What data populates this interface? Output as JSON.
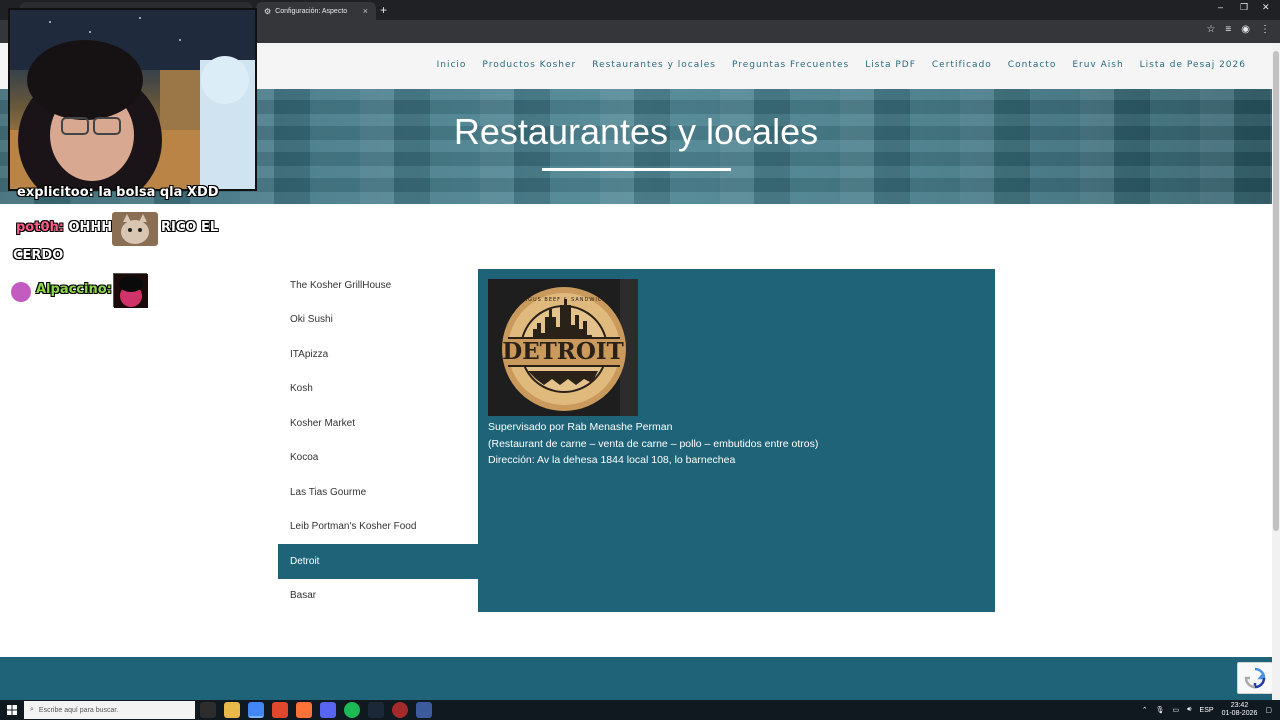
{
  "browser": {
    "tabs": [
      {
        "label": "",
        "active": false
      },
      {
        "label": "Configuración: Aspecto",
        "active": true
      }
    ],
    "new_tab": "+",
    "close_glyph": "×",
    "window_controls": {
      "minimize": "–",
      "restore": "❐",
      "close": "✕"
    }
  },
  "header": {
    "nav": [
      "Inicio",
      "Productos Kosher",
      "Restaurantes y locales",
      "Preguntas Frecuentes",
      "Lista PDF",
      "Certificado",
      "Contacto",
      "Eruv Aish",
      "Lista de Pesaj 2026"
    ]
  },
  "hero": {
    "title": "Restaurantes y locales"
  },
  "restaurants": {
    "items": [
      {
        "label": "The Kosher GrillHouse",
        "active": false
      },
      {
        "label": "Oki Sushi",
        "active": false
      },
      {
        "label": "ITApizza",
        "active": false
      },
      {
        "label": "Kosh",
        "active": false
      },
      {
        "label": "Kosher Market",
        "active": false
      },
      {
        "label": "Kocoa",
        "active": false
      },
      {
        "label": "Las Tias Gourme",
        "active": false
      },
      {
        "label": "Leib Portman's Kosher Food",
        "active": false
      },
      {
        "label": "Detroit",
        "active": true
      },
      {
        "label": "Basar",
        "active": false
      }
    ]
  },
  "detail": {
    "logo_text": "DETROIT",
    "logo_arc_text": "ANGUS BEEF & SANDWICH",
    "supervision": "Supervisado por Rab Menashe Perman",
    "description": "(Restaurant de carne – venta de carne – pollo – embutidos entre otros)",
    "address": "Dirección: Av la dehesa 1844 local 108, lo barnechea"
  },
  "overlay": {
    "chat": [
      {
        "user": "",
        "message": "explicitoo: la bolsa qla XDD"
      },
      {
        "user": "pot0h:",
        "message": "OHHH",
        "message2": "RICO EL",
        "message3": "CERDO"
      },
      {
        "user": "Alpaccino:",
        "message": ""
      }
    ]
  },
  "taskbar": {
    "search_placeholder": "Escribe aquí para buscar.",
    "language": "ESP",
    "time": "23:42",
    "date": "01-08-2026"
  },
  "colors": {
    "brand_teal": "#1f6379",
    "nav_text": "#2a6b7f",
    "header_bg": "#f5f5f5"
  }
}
================
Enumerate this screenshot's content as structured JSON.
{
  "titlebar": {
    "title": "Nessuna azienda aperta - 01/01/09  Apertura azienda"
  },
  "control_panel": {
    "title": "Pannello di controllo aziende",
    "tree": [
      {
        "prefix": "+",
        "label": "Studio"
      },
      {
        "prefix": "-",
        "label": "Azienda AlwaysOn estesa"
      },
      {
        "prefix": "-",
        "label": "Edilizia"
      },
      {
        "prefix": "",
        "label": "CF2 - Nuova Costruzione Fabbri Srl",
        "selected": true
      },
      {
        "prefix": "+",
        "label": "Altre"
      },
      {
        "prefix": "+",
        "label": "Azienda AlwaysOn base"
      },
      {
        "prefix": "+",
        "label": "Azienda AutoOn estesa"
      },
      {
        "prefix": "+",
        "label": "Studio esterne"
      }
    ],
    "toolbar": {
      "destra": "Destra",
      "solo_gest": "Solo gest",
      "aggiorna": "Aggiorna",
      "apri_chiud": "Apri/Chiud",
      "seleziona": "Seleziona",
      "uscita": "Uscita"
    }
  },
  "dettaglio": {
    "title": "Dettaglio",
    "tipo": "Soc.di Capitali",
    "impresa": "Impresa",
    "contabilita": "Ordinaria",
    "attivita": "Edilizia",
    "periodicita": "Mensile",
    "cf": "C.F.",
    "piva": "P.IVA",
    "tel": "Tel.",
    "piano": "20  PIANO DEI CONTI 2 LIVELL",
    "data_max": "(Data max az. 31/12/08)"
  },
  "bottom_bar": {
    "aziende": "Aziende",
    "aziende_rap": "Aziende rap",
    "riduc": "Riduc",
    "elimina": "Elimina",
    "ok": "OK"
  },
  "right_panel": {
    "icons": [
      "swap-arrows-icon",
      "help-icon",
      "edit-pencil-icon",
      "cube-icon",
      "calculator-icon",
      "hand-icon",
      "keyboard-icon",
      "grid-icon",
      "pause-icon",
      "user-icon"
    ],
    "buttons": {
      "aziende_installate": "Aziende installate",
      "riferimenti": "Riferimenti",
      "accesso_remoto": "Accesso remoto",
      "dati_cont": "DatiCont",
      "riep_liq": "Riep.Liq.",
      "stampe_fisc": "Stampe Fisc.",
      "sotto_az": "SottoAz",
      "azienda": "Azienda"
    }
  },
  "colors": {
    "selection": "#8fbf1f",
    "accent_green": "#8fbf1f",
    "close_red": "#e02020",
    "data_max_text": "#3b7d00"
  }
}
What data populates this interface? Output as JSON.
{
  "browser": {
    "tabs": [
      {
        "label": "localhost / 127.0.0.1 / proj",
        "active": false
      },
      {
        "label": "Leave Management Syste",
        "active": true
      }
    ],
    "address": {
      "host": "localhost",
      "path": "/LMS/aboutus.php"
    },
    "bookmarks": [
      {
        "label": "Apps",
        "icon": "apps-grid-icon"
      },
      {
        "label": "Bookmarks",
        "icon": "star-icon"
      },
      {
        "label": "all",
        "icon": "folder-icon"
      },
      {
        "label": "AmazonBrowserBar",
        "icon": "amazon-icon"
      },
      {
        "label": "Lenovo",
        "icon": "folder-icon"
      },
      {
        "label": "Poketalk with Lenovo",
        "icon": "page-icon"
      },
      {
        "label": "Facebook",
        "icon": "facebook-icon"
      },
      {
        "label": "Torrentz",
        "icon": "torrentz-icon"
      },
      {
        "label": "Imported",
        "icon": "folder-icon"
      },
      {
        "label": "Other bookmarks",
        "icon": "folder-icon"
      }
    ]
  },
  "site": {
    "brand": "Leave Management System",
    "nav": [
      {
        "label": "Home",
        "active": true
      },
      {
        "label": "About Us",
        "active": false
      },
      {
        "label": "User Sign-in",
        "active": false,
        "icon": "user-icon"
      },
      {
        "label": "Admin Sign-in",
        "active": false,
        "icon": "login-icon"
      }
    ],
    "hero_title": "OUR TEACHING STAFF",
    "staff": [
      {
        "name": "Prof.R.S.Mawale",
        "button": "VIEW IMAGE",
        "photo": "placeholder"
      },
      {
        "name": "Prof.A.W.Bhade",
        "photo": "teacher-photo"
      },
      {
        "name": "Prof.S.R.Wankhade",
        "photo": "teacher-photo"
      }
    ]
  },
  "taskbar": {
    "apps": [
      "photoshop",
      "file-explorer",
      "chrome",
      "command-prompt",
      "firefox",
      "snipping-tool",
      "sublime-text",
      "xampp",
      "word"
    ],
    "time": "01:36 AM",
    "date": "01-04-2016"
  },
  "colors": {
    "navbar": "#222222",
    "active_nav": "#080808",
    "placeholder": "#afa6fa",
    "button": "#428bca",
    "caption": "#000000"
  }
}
================
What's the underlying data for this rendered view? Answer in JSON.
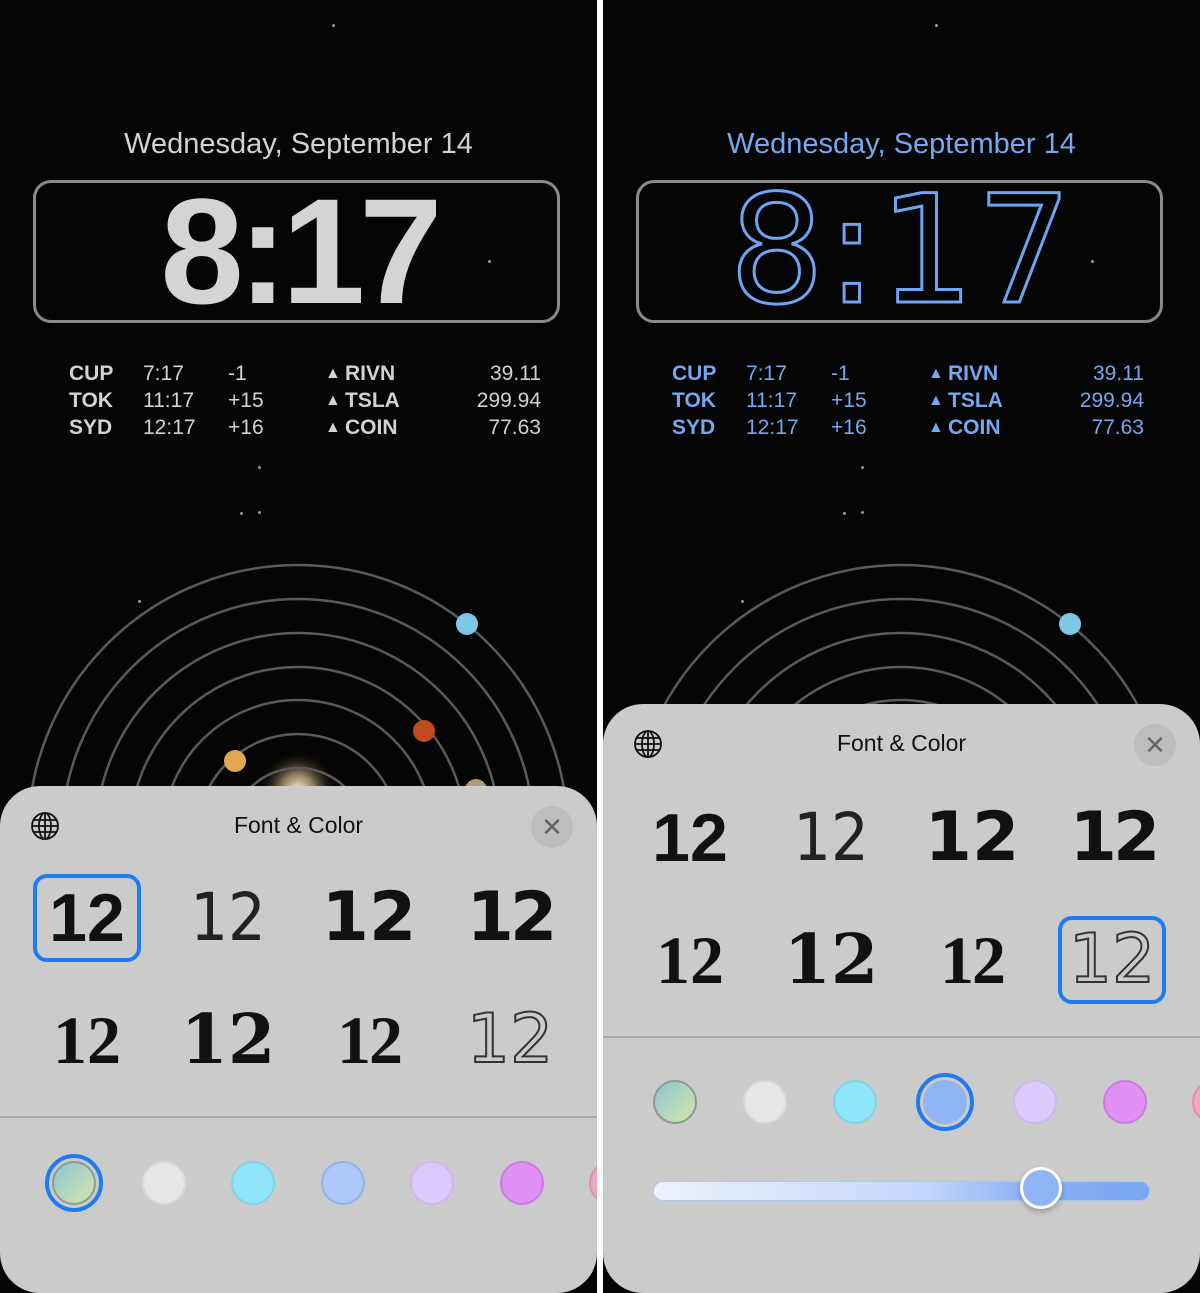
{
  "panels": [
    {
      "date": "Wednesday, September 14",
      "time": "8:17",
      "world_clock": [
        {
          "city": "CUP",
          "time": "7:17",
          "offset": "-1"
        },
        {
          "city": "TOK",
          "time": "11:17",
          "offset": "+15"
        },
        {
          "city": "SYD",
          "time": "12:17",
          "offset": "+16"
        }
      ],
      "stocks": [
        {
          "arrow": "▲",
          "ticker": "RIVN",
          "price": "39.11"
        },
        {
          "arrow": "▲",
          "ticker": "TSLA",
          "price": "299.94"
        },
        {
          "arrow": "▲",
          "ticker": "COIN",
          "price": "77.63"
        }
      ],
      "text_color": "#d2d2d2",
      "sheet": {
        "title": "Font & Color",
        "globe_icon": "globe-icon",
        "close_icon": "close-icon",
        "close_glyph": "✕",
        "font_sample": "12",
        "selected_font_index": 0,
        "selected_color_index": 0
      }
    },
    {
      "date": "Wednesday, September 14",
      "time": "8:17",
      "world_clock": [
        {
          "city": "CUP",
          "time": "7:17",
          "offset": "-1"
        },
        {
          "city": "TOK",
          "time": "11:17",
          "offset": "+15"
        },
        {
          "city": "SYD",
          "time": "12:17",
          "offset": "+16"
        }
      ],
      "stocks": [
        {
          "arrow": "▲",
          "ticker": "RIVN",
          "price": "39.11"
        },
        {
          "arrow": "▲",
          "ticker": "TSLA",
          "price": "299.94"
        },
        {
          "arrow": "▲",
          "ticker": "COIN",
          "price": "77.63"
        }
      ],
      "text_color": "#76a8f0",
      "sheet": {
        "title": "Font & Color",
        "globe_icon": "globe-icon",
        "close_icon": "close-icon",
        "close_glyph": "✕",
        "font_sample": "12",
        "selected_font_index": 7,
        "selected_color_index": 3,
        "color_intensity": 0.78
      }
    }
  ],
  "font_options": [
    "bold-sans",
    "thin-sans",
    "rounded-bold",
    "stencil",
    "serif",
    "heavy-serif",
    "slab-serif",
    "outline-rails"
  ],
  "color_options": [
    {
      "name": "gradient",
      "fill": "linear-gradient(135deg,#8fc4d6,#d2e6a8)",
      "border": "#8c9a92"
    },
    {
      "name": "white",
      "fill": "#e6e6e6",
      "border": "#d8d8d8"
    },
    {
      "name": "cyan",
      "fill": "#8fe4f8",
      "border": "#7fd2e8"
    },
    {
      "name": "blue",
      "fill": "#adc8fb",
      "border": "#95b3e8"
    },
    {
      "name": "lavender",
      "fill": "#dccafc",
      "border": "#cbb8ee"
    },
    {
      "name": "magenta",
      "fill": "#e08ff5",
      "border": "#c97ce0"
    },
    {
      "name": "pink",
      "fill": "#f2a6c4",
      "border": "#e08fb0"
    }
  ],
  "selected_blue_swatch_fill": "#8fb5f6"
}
================
Reproduce each line of the entries in which the word "Management" is found.

        "label": "Leave Management Syste",
    "brand": "Leave Management System",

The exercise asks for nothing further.